* begin *

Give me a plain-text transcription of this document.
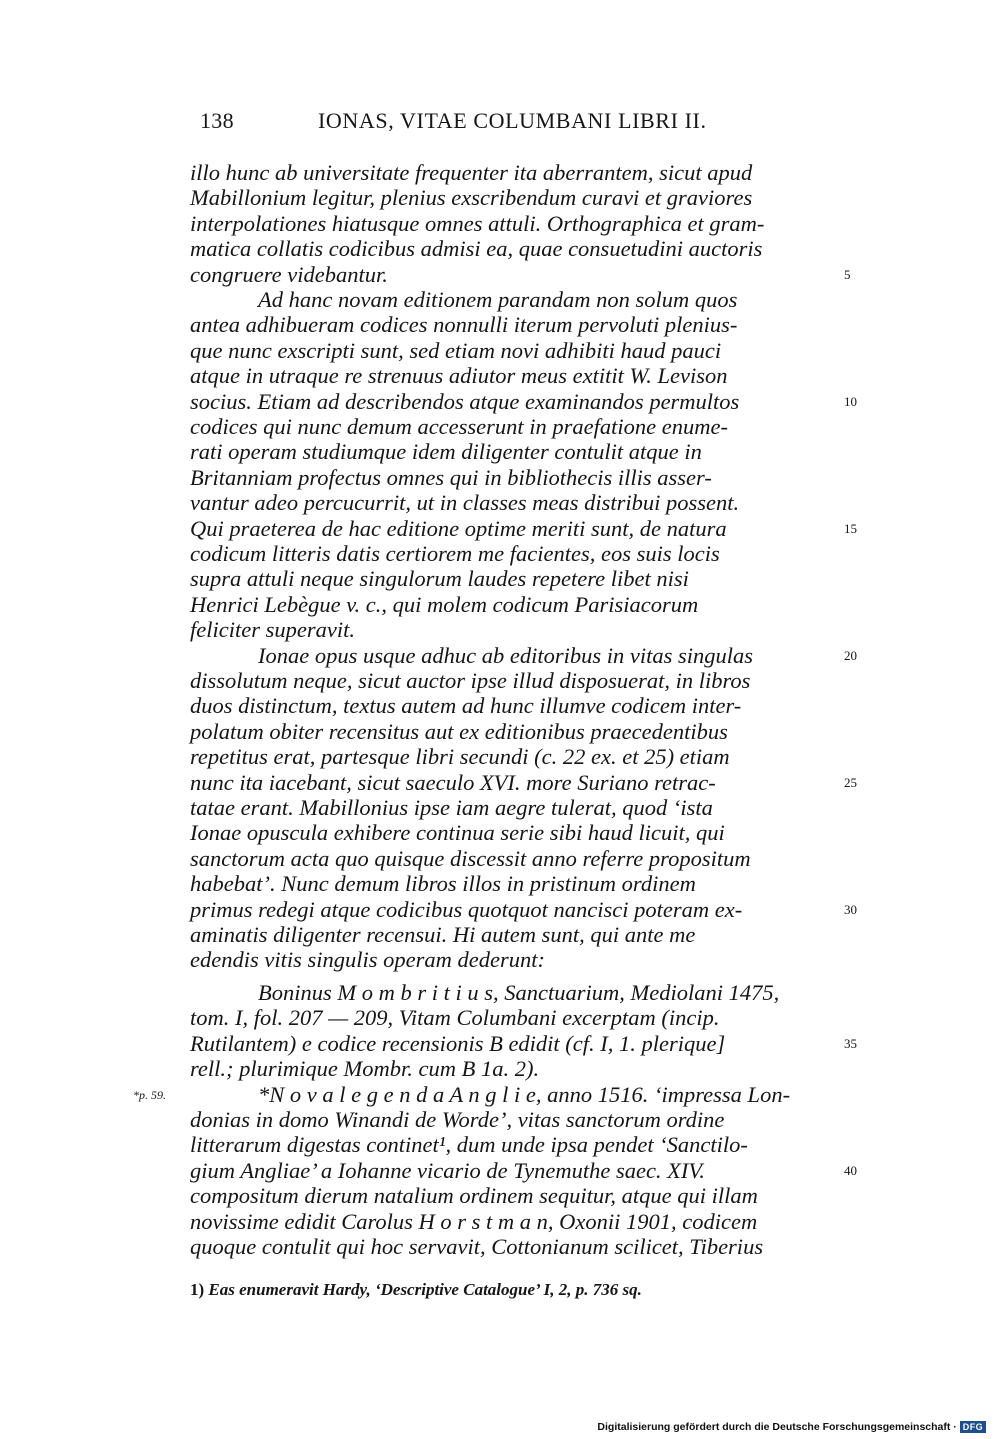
138	IONAS, VITAE COLUMBANI LIBRI II.
illo hunc ab universitate frequenter ita aberrantem, sicut apud
Mabillonium legitur, plenius exscribendum curavi et graviores
interpolationes hiatusque omnes attuli. Orthographica et gram-
matica collatis codicibus admisi ea, quae consuetudini auctoris
congruere videbantur.
Ad hanc novam editionem parandam non solum quos
antea adhibueram codices nonnulli iterum pervoluti plenius-
que nunc exscripti sunt, sed etiam novi adhibiti haud pauci
atque in utraque re strenuus adiutor meus extitit W. Levison
socius. Etiam ad describendos atque examinandos permultos
codices qui nunc demum accesserunt in praefatione enume-
rati operam studiumque idem diligenter contulit atque in
Britanniam profectus omnes qui in bibliothecis illis asser-
vantur adeo percucurrit, ut in classes meas distribui possent.
Qui praeterea de hac editione optime meriti sunt, de natura
codicum litteris datis certiorem me facientes, eos suis locis
supra attuli neque singulorum laudes repetere libet nisi
Henrici Lebègue v. c., qui molem codicum Parisiacorum
feliciter superavit.
Ionae opus usque adhuc ab editoribus in vitas singulas
dissolutum neque, sicut auctor ipse illud disposuerat, in libros
duos distinctum, textus autem ad hunc illumve codicem inter-
polatum obiter recensitus aut ex editionibus praecedentibus
repetitus erat, partesque libri secundi (c. 22 ex. et 25) etiam
nunc ita iacebant, sicut saeculo XVI. more Suriano retrac-
tatae erant. Mabillonius ipse iam aegre tulerat, quod ‘ista
Ionae opuscula exhibere continua serie sibi haud licuit, qui
sanctorum acta quo quisque discessit anno referre propositum
habebat’. Nunc demum libros illos in pristinum ordinem
primus redegi atque codicibus quotquot nancisci poteram ex-
aminatis diligenter recensui. Hi autem sunt, qui ante me
edendis vitis singulis operam dederunt:
Boninus M o m b r i t i u s, Sanctuarium, Mediolani 1475,
tom. I, fol. 207 — 209, Vitam Columbani excerptam (incip.
Rutilantem) e codice recensionis B edidit (cf. I, 1. plerique]
rell.; plurimique Mombr. cum B 1a. 2).
*N o v a l e g e n d a A n g l i e, anno 1516. ‘impressa Lon-
donias in domo Winandi de Worde’, vitas sanctorum ordine
litterarum digestas continet¹, dum unde ipsa pendet ‘Sanctilo-
gium Angliae’ a Iohanne vicario de Tynemuthe saec. XIV.
compositum dierum natalium ordinem sequitur, atque qui illam
novissime edidit Carolus H o r s t m a n, Oxonii 1901, codicem
quoque contulit qui hoc servavit, Cottonianum scilicet, Tiberius
5
10
15
20
25
30
35
40
*p. 59.
1) Eas enumeravit Hardy, ‘Descriptive Catalogue’ I, 2, p. 736 sq.
Digitalisierung gefördert durch die Deutsche Forschungsgemeinschaft · DFG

* end *

## What is required
Of the lines in the entries above, how many include "codicem"? Only the number should be given.

## Task solution
2